## Recorded information:
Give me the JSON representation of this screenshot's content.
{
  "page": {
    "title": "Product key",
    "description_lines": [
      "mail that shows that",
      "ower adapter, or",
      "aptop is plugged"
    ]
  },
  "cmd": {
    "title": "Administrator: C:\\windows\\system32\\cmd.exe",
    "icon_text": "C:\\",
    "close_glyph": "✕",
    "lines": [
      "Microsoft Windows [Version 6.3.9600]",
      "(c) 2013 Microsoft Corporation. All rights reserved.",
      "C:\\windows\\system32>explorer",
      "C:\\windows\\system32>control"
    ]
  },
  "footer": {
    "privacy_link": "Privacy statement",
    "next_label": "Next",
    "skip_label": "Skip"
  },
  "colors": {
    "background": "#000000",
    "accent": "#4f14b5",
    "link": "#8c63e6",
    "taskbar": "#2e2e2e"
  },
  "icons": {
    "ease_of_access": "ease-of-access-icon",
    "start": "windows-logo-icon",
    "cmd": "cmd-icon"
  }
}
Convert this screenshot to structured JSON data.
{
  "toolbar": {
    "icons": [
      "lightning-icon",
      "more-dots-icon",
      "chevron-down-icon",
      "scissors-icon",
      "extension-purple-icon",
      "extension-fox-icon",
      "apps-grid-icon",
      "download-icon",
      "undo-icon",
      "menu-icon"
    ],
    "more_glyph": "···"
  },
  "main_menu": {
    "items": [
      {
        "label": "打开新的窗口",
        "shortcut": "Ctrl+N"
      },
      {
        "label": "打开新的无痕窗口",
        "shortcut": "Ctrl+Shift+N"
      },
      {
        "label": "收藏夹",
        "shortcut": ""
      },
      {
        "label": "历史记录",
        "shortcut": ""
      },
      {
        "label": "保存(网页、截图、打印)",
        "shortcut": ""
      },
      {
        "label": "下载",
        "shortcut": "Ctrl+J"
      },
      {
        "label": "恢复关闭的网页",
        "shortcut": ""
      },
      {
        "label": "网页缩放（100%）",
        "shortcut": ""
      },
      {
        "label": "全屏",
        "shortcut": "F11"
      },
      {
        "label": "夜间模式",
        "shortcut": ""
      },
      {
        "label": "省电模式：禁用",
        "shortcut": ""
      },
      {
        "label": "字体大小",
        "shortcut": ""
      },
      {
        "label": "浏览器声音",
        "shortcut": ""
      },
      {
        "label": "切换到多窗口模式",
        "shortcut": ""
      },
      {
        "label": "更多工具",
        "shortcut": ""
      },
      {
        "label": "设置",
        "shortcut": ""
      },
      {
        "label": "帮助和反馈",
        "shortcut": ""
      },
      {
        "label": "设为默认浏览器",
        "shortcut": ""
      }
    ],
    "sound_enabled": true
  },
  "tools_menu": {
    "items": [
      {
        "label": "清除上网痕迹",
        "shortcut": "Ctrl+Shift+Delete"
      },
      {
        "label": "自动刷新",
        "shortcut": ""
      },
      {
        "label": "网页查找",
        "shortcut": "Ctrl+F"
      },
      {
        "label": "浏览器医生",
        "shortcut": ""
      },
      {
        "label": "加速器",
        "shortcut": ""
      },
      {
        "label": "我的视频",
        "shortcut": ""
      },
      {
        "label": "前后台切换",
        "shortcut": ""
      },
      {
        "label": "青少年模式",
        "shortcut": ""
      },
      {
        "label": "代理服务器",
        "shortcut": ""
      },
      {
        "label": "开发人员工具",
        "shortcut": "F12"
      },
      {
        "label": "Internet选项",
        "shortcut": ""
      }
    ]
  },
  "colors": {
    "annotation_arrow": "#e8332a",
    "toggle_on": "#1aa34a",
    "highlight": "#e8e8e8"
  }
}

## What you will do:
The full set of records should be duplicated exactly.

## Exercise output:
Give me the JSON representation of this screenshot's content.
{
  "page": {
    "title": "Product key",
    "description_lines": [
      "mail that shows that",
      "ower adapter, or",
      "aptop is plugged"
    ]
  },
  "cmd": {
    "title": "Administrator: C:\\windows\\system32\\cmd.exe",
    "icon_text": "C:\\",
    "close_glyph": "✕",
    "lines": [
      "Microsoft Windows [Version 6.3.9600]",
      "(c) 2013 Microsoft Corporation. All rights reserved.",
      "C:\\windows\\system32>explorer",
      "C:\\windows\\system32>control"
    ]
  },
  "footer": {
    "privacy_link": "Privacy statement",
    "next_label": "Next",
    "skip_label": "Skip"
  },
  "colors": {
    "background": "#000000",
    "accent": "#4f14b5",
    "link": "#8c63e6",
    "taskbar": "#2e2e2e"
  },
  "icons": {
    "ease_of_access": "ease-of-access-icon",
    "start": "windows-logo-icon",
    "cmd": "cmd-icon"
  }
}
Convert this screenshot to structured JSON data.
{
  "toolbar": {
    "icons": [
      "lightning-icon",
      "more-dots-icon",
      "chevron-down-icon",
      "scissors-icon",
      "extension-purple-icon",
      "extension-fox-icon",
      "apps-grid-icon",
      "download-icon",
      "undo-icon",
      "menu-icon"
    ],
    "more_glyph": "···"
  },
  "main_menu": {
    "items": [
      {
        "label": "打开新的窗口",
        "shortcut": "Ctrl+N"
      },
      {
        "label": "打开新的无痕窗口",
        "shortcut": "Ctrl+Shift+N"
      },
      {
        "label": "收藏夹",
        "shortcut": ""
      },
      {
        "label": "历史记录",
        "shortcut": ""
      },
      {
        "label": "保存(网页、截图、打印)",
        "shortcut": ""
      },
      {
        "label": "下载",
        "shortcut": "Ctrl+J"
      },
      {
        "label": "恢复关闭的网页",
        "shortcut": ""
      },
      {
        "label": "网页缩放（100%）",
        "shortcut": ""
      },
      {
        "label": "全屏",
        "shortcut": "F11"
      },
      {
        "label": "夜间模式",
        "shortcut": ""
      },
      {
        "label": "省电模式：禁用",
        "shortcut": ""
      },
      {
        "label": "字体大小",
        "shortcut": ""
      },
      {
        "label": "浏览器声音",
        "shortcut": ""
      },
      {
        "label": "切换到多窗口模式",
        "shortcut": ""
      },
      {
        "label": "更多工具",
        "shortcut": ""
      },
      {
        "label": "设置",
        "shortcut": ""
      },
      {
        "label": "帮助和反馈",
        "shortcut": ""
      },
      {
        "label": "设为默认浏览器",
        "shortcut": ""
      }
    ],
    "sound_enabled": true
  },
  "tools_menu": {
    "items": [
      {
        "label": "清除上网痕迹",
        "shortcut": "Ctrl+Shift+Delete"
      },
      {
        "label": "自动刷新",
        "shortcut": ""
      },
      {
        "label": "网页查找",
        "shortcut": "Ctrl+F"
      },
      {
        "label": "浏览器医生",
        "shortcut": ""
      },
      {
        "label": "加速器",
        "shortcut": ""
      },
      {
        "label": "我的视频",
        "shortcut": ""
      },
      {
        "label": "前后台切换",
        "shortcut": ""
      },
      {
        "label": "青少年模式",
        "shortcut": ""
      },
      {
        "label": "代理服务器",
        "shortcut": ""
      },
      {
        "label": "开发人员工具",
        "shortcut": "F12"
      },
      {
        "label": "Internet选项",
        "shortcut": ""
      }
    ]
  },
  "colors": {
    "annotation_arrow": "#e8332a",
    "toggle_on": "#1aa34a",
    "highlight": "#e8e8e8"
  }
}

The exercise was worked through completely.